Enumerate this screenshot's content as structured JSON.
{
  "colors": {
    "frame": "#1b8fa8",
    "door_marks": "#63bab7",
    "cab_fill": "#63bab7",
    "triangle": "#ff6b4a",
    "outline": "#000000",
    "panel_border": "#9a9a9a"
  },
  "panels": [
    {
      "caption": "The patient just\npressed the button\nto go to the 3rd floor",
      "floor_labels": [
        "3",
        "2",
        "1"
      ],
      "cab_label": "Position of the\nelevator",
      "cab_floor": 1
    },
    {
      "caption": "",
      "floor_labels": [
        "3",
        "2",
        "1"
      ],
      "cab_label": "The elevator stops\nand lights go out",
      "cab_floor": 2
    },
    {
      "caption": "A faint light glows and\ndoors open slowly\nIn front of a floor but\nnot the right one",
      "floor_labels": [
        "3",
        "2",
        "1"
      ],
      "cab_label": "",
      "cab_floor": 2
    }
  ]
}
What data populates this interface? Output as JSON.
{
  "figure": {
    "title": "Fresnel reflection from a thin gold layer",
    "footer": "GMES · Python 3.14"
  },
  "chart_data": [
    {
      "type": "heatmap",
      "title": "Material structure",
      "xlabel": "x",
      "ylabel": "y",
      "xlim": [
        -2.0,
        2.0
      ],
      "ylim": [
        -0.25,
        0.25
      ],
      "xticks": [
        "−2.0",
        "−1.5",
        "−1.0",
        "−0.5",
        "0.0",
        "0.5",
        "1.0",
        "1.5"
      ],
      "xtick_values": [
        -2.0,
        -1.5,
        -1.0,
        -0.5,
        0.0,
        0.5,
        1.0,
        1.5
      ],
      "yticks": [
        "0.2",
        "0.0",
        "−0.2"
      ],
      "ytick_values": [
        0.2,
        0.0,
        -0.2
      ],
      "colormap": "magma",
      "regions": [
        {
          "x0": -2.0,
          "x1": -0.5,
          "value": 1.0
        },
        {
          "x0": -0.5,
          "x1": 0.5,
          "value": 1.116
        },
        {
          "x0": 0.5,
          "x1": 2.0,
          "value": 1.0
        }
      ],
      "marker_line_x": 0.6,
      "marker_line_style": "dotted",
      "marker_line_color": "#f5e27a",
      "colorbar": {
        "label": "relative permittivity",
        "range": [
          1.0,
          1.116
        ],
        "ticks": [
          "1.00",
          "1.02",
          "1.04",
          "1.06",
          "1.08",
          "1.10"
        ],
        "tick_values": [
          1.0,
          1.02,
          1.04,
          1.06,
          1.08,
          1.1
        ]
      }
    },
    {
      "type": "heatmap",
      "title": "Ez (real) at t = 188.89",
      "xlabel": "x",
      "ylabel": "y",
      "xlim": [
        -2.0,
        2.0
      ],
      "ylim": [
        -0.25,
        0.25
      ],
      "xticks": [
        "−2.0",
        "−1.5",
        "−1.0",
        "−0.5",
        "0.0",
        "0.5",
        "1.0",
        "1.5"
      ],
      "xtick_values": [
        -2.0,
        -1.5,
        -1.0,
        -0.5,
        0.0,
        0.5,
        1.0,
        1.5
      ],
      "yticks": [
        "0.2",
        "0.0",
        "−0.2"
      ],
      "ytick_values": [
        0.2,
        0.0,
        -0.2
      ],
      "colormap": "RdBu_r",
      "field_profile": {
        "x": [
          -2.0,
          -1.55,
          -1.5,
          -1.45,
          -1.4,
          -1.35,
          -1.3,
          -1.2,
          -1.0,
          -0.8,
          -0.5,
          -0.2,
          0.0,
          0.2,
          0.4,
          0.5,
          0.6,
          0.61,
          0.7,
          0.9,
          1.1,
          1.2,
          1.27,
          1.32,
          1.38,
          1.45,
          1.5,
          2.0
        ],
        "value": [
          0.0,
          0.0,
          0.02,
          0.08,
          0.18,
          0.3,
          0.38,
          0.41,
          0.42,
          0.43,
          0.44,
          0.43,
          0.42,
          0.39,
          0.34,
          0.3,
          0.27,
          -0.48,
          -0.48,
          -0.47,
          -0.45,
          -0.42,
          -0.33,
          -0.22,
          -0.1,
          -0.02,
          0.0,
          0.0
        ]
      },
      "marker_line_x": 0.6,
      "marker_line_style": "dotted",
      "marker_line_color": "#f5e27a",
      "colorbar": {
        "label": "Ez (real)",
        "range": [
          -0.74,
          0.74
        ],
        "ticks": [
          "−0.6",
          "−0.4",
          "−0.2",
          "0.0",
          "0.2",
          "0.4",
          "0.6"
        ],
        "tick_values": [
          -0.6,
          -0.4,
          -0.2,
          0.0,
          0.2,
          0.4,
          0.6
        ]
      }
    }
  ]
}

◆ **GOAL**: Find each line with the string "title" and copy it out.

◆ **TASK OUTPUT**:
    "title": "Fresnel reflection from a thin gold layer",
      "title": "Material structure",
      "title": "Ez (real) at t = 188.89",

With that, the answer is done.